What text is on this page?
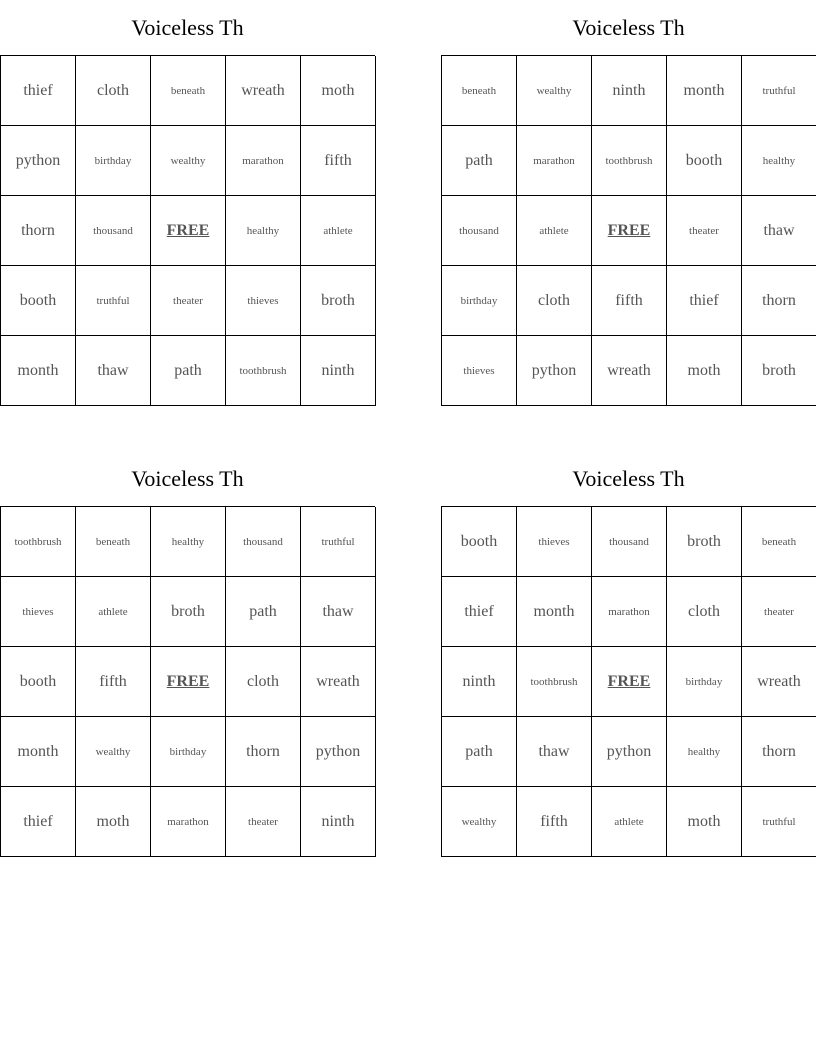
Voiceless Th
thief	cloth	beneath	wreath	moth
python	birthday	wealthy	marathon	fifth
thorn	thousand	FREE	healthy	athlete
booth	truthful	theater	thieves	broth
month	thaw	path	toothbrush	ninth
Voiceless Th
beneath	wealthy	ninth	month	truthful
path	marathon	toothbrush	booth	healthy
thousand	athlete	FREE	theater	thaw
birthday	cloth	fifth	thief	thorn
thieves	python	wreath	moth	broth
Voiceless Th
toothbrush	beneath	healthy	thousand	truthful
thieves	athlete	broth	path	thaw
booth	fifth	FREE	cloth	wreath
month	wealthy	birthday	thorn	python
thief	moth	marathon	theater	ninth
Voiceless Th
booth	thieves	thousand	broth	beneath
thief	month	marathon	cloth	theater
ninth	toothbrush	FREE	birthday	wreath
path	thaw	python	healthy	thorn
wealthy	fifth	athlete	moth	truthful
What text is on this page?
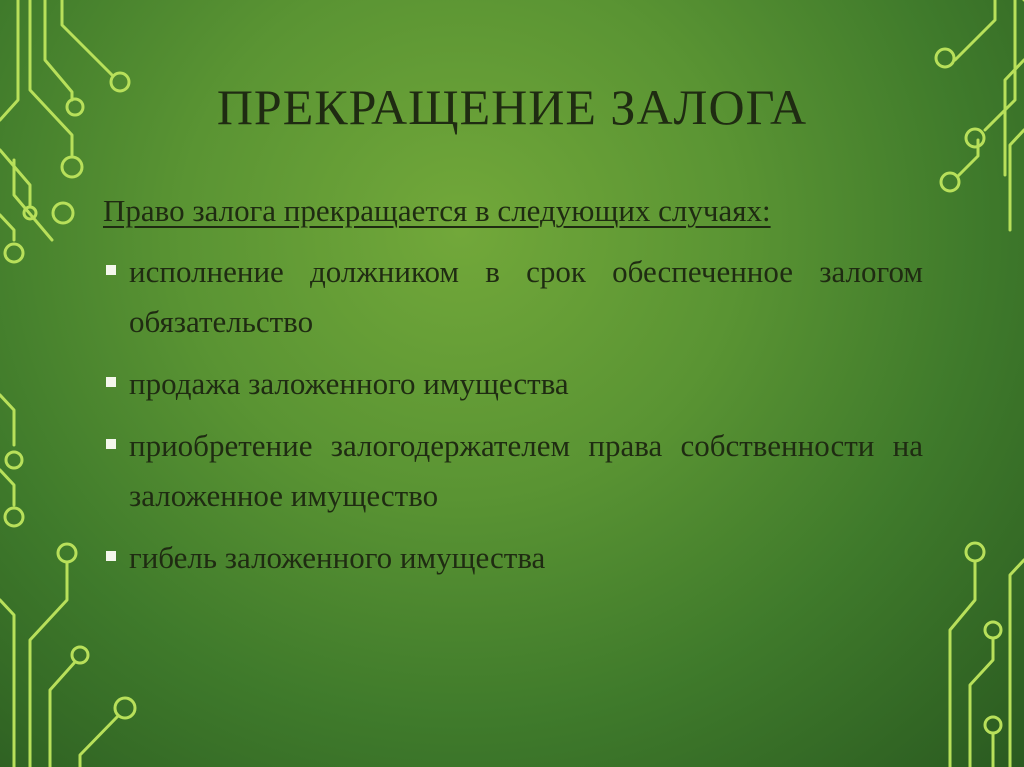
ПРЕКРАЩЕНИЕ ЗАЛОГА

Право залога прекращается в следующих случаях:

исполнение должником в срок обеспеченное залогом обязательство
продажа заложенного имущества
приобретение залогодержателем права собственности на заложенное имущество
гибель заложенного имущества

**Requirements**. Repeat every record precisely. Any picture among them stays out of the copy.

**Response**.
What text is on this page?
Voiceless Th
thief	cloth	beneath	wreath	moth
python	birthday	wealthy	marathon	fifth
thorn	thousand	FREE	healthy	athlete
booth	truthful	theater	thieves	broth
month	thaw	path	toothbrush	ninth
Voiceless Th
beneath	wealthy	ninth	month	truthful
path	marathon	toothbrush	booth	healthy
thousand	athlete	FREE	theater	thaw
birthday	cloth	fifth	thief	thorn
thieves	python	wreath	moth	broth
Voiceless Th
toothbrush	beneath	healthy	thousand	truthful
thieves	athlete	broth	path	thaw
booth	fifth	FREE	cloth	wreath
month	wealthy	birthday	thorn	python
thief	moth	marathon	theater	ninth
Voiceless Th
booth	thieves	thousand	broth	beneath
thief	month	marathon	cloth	theater
ninth	toothbrush	FREE	birthday	wreath
path	thaw	python	healthy	thorn
wealthy	fifth	athlete	moth	truthful
What text is on this page?
ПРЕКРАЩЕНИЕ ЗАЛОГА

Право залога прекращается в следующих случаях:

исполнение должником в срок обеспеченное залогом обязательство
продажа заложенного имущества
приобретение залогодержателем права собственности на заложенное имущество
гибель заложенного имущества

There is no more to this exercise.